▶ **Dataset excerpts**:

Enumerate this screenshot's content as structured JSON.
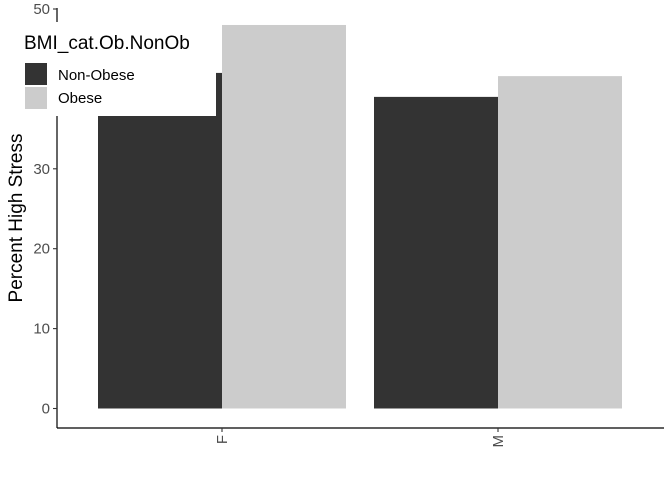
{
  "chart_data": {
    "type": "bar",
    "title": "",
    "xlabel": "",
    "ylabel": "Percent High Stress",
    "categories": [
      "F",
      "M"
    ],
    "series": [
      {
        "name": "Non-Obese",
        "values": [
          42,
          39
        ],
        "color": "#333333"
      },
      {
        "name": "Obese",
        "values": [
          48,
          41.6
        ],
        "color": "#cccccc"
      }
    ],
    "ylim": [
      0,
      50
    ],
    "yticks": [
      0,
      10,
      20,
      30,
      40,
      50
    ],
    "ytick_labels": [
      "0",
      "10",
      "20",
      "30",
      "",
      "50"
    ],
    "legend": {
      "title": "BMI_cat.Ob.NonOb",
      "placement": "top-left"
    },
    "grid": false
  }
}
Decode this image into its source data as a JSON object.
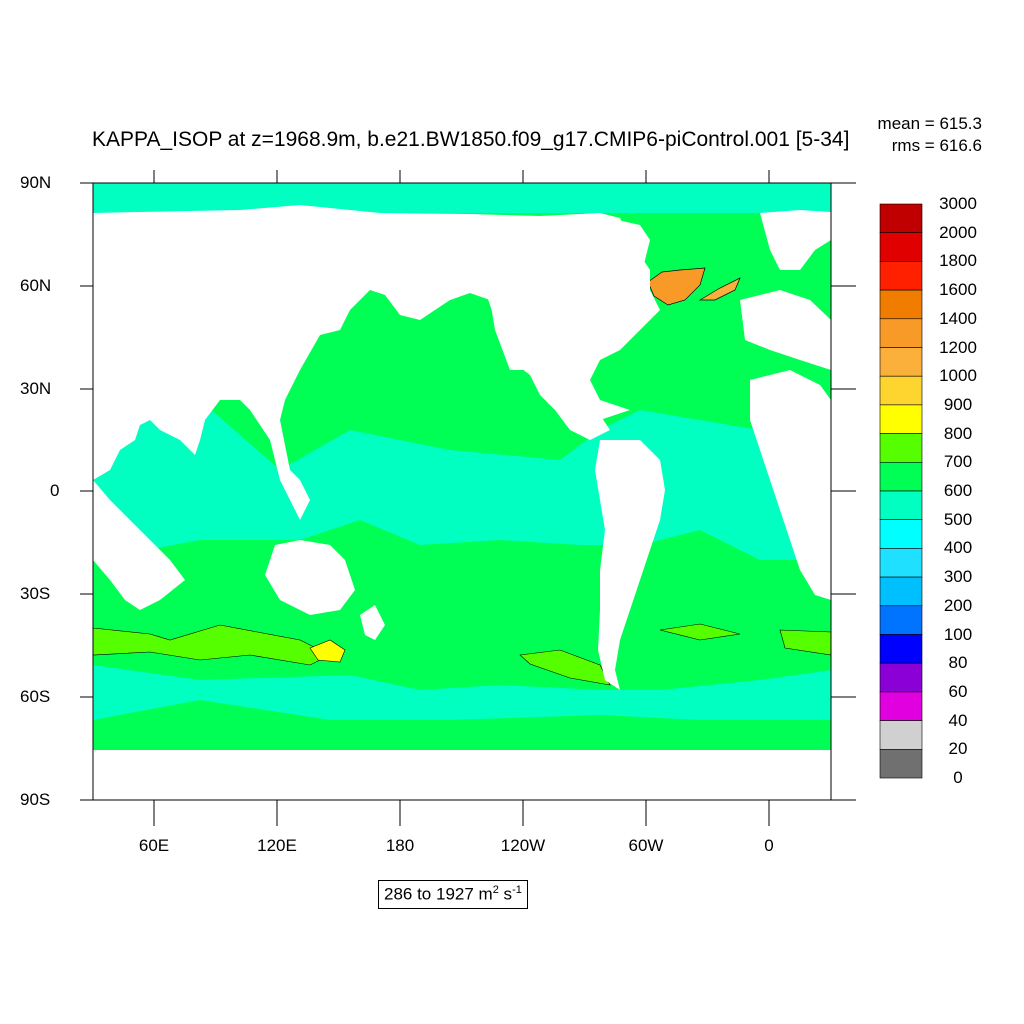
{
  "title": "KAPPA_ISOP at z=1968.9m, b.e21.BW1850.f09_g17.CMIP6-piControl.001 [5-34]",
  "stats": {
    "mean": "mean = 615.3",
    "rms": "rms = 616.6"
  },
  "latitude_labels": [
    "90N",
    "60N",
    "30N",
    "0",
    "30S",
    "60S",
    "90S"
  ],
  "longitude_labels": [
    "60E",
    "120E",
    "180",
    "120W",
    "60W",
    "0"
  ],
  "colorbar": {
    "labels": [
      "3000",
      "2000",
      "1800",
      "1600",
      "1400",
      "1200",
      "1000",
      "900",
      "800",
      "700",
      "600",
      "500",
      "400",
      "300",
      "200",
      "100",
      "80",
      "60",
      "40",
      "20",
      "0"
    ],
    "colors": [
      "#c00000",
      "#e00000",
      "#ff2000",
      "#f07d00",
      "#f89a28",
      "#fbb03b",
      "#fed42f",
      "#ffff00",
      "#55ff00",
      "#00ff55",
      "#00ffc0",
      "#00ffff",
      "#1fe0ff",
      "#00bfff",
      "#0073ff",
      "#0000ff",
      "#8c00d8",
      "#e000e0",
      "#d0d0d0",
      "#707070"
    ]
  },
  "range_text": {
    "value": "286 to 1927 m",
    "unit_sup": "2",
    "mid": " s",
    "unit_sup2": "-1"
  },
  "colors": {
    "land": "#ffffff",
    "ocean_main": "#00ff55",
    "ocean_light": "#00ffc0",
    "high_band": "#55ff00",
    "peak": "#ffff00"
  }
}
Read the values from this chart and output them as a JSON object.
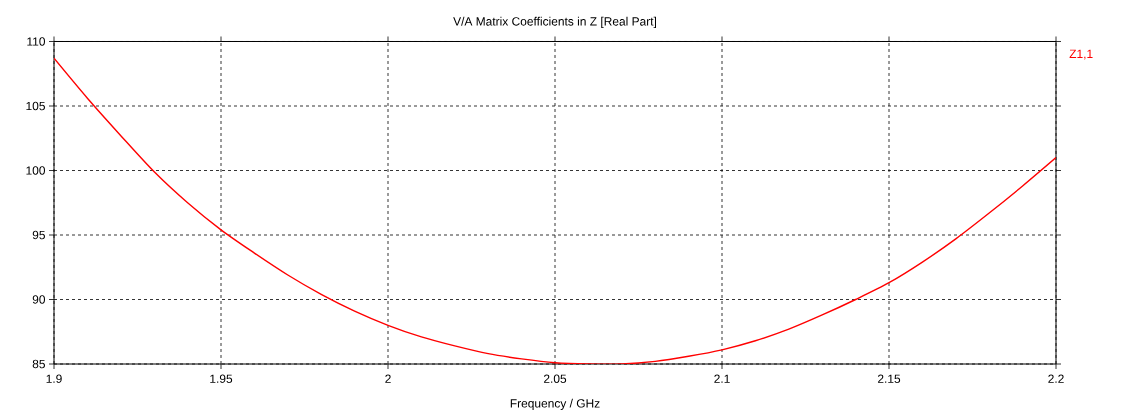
{
  "chart_data": {
    "type": "line",
    "title": "V/A Matrix Coefficients in Z [Real Part]",
    "xlabel": "Frequency / GHz",
    "x": [
      1.9,
      1.91,
      1.92,
      1.93,
      1.94,
      1.95,
      1.96,
      1.97,
      1.98,
      1.99,
      2.0,
      2.01,
      2.02,
      2.03,
      2.04,
      2.05,
      2.06,
      2.07,
      2.08,
      2.09,
      2.1,
      2.11,
      2.12,
      2.13,
      2.14,
      2.15,
      2.16,
      2.17,
      2.18,
      2.19,
      2.2
    ],
    "series": [
      {
        "name": "Z1,1",
        "color": "#ff0000",
        "values": [
          108.7,
          105.6,
          102.7,
          99.9,
          97.5,
          95.4,
          93.6,
          91.9,
          90.4,
          89.1,
          88.0,
          87.1,
          86.4,
          85.8,
          85.4,
          85.1,
          85.0,
          85.0,
          85.2,
          85.6,
          86.1,
          86.8,
          87.7,
          88.8,
          90.0,
          91.3,
          92.9,
          94.7,
          96.7,
          98.8,
          101.0
        ]
      }
    ],
    "xlim": [
      1.9,
      2.2
    ],
    "ylim": [
      85,
      110
    ],
    "xticks": [
      1.9,
      1.95,
      2,
      2.05,
      2.1,
      2.15,
      2.2
    ],
    "yticks": [
      85,
      90,
      95,
      100,
      105,
      110
    ],
    "grid": true,
    "line_style": "solid"
  }
}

▶ **The problem**:
Copy every line above word for word and exclude the pictures.

▶ **Correct result**:
Enumerate this screenshot's content as structured JSON.
{
  "chart_data": {
    "type": "bar",
    "title": "",
    "xlabel": "",
    "ylabel": "Percent High Stress",
    "categories": [
      "F",
      "M"
    ],
    "series": [
      {
        "name": "Non-Obese",
        "values": [
          42,
          39
        ],
        "color": "#333333"
      },
      {
        "name": "Obese",
        "values": [
          48,
          41.6
        ],
        "color": "#cccccc"
      }
    ],
    "ylim": [
      0,
      50
    ],
    "yticks": [
      0,
      10,
      20,
      30,
      40,
      50
    ],
    "ytick_labels": [
      "0",
      "10",
      "20",
      "30",
      "",
      "50"
    ],
    "legend": {
      "title": "BMI_cat.Ob.NonOb",
      "placement": "top-left"
    },
    "grid": false
  }
}
Decode this image into its source data as a JSON object.
{
  "title": "KAPPA_ISOP at z=1968.9m, b.e21.BW1850.f09_g17.CMIP6-piControl.001 [5-34]",
  "stats": {
    "mean": "mean = 615.3",
    "rms": "rms = 616.6"
  },
  "latitude_labels": [
    "90N",
    "60N",
    "30N",
    "0",
    "30S",
    "60S",
    "90S"
  ],
  "longitude_labels": [
    "60E",
    "120E",
    "180",
    "120W",
    "60W",
    "0"
  ],
  "colorbar": {
    "labels": [
      "3000",
      "2000",
      "1800",
      "1600",
      "1400",
      "1200",
      "1000",
      "900",
      "800",
      "700",
      "600",
      "500",
      "400",
      "300",
      "200",
      "100",
      "80",
      "60",
      "40",
      "20",
      "0"
    ],
    "colors": [
      "#c00000",
      "#e00000",
      "#ff2000",
      "#f07d00",
      "#f89a28",
      "#fbb03b",
      "#fed42f",
      "#ffff00",
      "#55ff00",
      "#00ff55",
      "#00ffc0",
      "#00ffff",
      "#1fe0ff",
      "#00bfff",
      "#0073ff",
      "#0000ff",
      "#8c00d8",
      "#e000e0",
      "#d0d0d0",
      "#707070"
    ]
  },
  "range_text": {
    "value": "286 to 1927 m",
    "unit_sup": "2",
    "mid": " s",
    "unit_sup2": "-1"
  },
  "colors": {
    "land": "#ffffff",
    "ocean_main": "#00ff55",
    "ocean_light": "#00ffc0",
    "high_band": "#55ff00",
    "peak": "#ffff00"
  }
}
Read the values from this chart and output them as a JSON object.
{
  "chart_data": {
    "type": "line",
    "title": "V/A Matrix Coefficients in Z [Real Part]",
    "xlabel": "Frequency / GHz",
    "x": [
      1.9,
      1.91,
      1.92,
      1.93,
      1.94,
      1.95,
      1.96,
      1.97,
      1.98,
      1.99,
      2.0,
      2.01,
      2.02,
      2.03,
      2.04,
      2.05,
      2.06,
      2.07,
      2.08,
      2.09,
      2.1,
      2.11,
      2.12,
      2.13,
      2.14,
      2.15,
      2.16,
      2.17,
      2.18,
      2.19,
      2.2
    ],
    "series": [
      {
        "name": "Z1,1",
        "color": "#ff0000",
        "values": [
          108.7,
          105.6,
          102.7,
          99.9,
          97.5,
          95.4,
          93.6,
          91.9,
          90.4,
          89.1,
          88.0,
          87.1,
          86.4,
          85.8,
          85.4,
          85.1,
          85.0,
          85.0,
          85.2,
          85.6,
          86.1,
          86.8,
          87.7,
          88.8,
          90.0,
          91.3,
          92.9,
          94.7,
          96.7,
          98.8,
          101.0
        ]
      }
    ],
    "xlim": [
      1.9,
      2.2
    ],
    "ylim": [
      85,
      110
    ],
    "xticks": [
      1.9,
      1.95,
      2,
      2.05,
      2.1,
      2.15,
      2.2
    ],
    "yticks": [
      85,
      90,
      95,
      100,
      105,
      110
    ],
    "grid": true,
    "line_style": "solid"
  }
}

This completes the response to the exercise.